Exercise objective → Determine which lines of the records include the word "espacés", and copy them.

— start Task inputs —

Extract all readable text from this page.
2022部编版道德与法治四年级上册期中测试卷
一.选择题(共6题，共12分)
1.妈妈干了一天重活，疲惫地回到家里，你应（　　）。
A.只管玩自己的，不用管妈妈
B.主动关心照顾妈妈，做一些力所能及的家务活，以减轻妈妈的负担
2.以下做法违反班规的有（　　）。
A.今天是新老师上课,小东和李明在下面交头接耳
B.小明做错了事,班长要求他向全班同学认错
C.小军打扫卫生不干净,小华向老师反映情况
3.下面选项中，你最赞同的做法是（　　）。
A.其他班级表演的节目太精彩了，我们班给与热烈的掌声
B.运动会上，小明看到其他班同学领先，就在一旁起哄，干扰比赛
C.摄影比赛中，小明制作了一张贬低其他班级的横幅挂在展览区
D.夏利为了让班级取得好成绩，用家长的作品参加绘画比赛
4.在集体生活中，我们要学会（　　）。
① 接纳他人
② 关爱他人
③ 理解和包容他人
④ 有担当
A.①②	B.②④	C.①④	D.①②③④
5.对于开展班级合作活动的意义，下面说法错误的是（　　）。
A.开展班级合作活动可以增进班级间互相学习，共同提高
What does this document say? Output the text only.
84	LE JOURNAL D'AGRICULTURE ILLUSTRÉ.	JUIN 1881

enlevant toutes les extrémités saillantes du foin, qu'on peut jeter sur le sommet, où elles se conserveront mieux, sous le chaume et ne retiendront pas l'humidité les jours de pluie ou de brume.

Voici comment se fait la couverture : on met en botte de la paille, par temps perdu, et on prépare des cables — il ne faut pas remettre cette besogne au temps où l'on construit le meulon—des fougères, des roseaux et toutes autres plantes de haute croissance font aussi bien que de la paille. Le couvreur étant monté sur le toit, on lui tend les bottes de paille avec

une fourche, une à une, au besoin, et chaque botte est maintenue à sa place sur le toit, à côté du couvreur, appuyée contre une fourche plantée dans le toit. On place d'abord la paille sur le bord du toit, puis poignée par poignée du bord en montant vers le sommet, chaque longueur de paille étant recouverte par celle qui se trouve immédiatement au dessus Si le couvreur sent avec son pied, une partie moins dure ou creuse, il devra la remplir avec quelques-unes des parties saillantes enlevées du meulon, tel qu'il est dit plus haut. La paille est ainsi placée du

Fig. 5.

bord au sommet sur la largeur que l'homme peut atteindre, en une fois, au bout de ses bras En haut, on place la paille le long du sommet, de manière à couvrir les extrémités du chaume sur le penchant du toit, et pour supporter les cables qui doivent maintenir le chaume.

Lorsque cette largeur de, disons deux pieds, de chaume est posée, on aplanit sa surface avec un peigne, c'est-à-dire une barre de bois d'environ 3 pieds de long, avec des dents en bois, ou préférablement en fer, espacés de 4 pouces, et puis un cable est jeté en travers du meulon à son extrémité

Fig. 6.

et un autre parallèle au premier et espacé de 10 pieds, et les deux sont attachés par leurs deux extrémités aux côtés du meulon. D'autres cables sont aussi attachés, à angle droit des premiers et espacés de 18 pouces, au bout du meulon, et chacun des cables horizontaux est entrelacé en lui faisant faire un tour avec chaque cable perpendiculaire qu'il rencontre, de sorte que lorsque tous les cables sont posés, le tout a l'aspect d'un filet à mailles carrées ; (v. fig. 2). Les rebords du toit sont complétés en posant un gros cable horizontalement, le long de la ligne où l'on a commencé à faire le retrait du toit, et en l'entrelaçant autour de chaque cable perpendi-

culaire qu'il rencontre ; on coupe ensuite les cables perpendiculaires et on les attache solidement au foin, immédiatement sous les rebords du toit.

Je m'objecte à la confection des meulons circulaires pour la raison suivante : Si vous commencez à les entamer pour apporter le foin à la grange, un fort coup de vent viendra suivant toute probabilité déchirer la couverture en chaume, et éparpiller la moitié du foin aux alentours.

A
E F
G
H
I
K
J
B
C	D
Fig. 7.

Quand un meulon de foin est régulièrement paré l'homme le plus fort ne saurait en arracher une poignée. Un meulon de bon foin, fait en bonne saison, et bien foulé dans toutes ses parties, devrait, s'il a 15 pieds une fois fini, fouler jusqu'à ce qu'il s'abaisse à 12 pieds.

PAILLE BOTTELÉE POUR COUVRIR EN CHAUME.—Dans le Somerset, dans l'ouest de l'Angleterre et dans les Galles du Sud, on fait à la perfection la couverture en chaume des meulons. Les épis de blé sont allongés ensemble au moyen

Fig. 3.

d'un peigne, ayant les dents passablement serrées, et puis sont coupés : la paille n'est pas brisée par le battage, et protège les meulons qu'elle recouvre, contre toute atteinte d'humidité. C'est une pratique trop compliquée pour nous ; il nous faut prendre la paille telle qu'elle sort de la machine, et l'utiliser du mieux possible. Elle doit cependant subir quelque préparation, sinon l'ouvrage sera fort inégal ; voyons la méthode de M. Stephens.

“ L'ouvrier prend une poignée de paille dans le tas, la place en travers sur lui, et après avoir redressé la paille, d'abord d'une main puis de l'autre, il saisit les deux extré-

— end Task inputs —

The answer →
Lorsque cette largeur de, disons deux pieds, de chaume est posée, on aplanit sa surface avec un peigne, c'est-à-dire une barre de bois d'environ 3 pieds de long, avec des dents en bois, ou préférablement en fer, espacés de 4 pouces, et puis un cable est jeté en travers du meulon à son extrémité
et un autre parallèle au premier et espacé de 10 pieds, et les deux sont attachés par leurs deux extrémités aux côtés du meulon. D'autres cables sont aussi attachés, à angle droit des premiers et espacés de 18 pouces, au bout du meulon, et chacun des cables horizontaux est entrelacé en lui faisant faire un tour avec chaque cable perpendiculaire qu'il rencontre, de sorte que lorsque tous les cables sont posés, le tout a l'aspect d'un filet à mailles carrées ; (v. fig. 2). Les rebords du toit sont complétés en posant un gros cable horizontalement, le long de la ligne où l'on a commencé à faire le retrait du toit, et en l'entrelaçant autour de chaque cable perpendi-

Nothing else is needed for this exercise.